--- PROBLEM TO SOLVE ---
Gather up every line that includes the string "glyph".

====================

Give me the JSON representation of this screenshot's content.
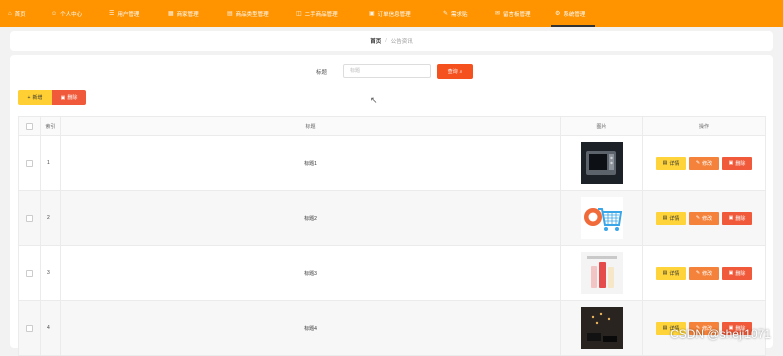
{
  "nav": [
    {
      "label": "首页",
      "icon": "home-icon",
      "glyph": "⌂"
    },
    {
      "label": "个人中心",
      "icon": "user-icon",
      "glyph": "☺"
    },
    {
      "label": "用户管理",
      "icon": "users-icon",
      "glyph": "☰"
    },
    {
      "label": "商家管理",
      "icon": "shop-icon",
      "glyph": "▦"
    },
    {
      "label": "商品类型管理",
      "icon": "category-icon",
      "glyph": "▤"
    },
    {
      "label": "二手商品管理",
      "icon": "goods-icon",
      "glyph": "◫"
    },
    {
      "label": "订单信息管理",
      "icon": "order-icon",
      "glyph": "▣"
    },
    {
      "label": "需求贴",
      "icon": "post-icon",
      "glyph": "✎"
    },
    {
      "label": "留言板管理",
      "icon": "message-icon",
      "glyph": "✉"
    },
    {
      "label": "系统管理",
      "icon": "settings-icon",
      "glyph": "⚙",
      "active": true
    }
  ],
  "breadcrumb": {
    "home": "首页",
    "separator": "/",
    "current": "公告资讯"
  },
  "search": {
    "label": "标题",
    "placeholder": "标题",
    "button": "查询"
  },
  "toolbar": {
    "add": "新增",
    "delete": "删除"
  },
  "table": {
    "headers": {
      "index": "索引",
      "title": "标题",
      "image": "图片",
      "actions": "操作"
    },
    "rows": [
      {
        "index": "1",
        "title": "标题1",
        "image": "kitchen-appliance-image"
      },
      {
        "index": "2",
        "title": "标题2",
        "image": "shopping-cart-image"
      },
      {
        "index": "3",
        "title": "标题3",
        "image": "beverage-bottles-image"
      },
      {
        "index": "4",
        "title": "标题4",
        "image": "decor-product-image"
      }
    ],
    "row_actions": {
      "detail": "详情",
      "edit": "修改",
      "delete": "删除"
    }
  },
  "watermark": "CSDN @sheji1071",
  "colors": {
    "nav": "#ff9300",
    "primary": "#f4511e",
    "add": "#ffcf33",
    "danger": "#f05a3a",
    "edit": "#f4823a",
    "detail": "#ffd43b"
  }
}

====================

--- SOLVED PROBLEM ---
      "glyph": "⌂"
      "glyph": "☺"
      "glyph": "☰"
      "glyph": "▦"
      "glyph": "▤"
      "glyph": "◫"
      "glyph": "▣"
      "glyph": "✎"
      "glyph": "✉"
      "glyph": "⚙",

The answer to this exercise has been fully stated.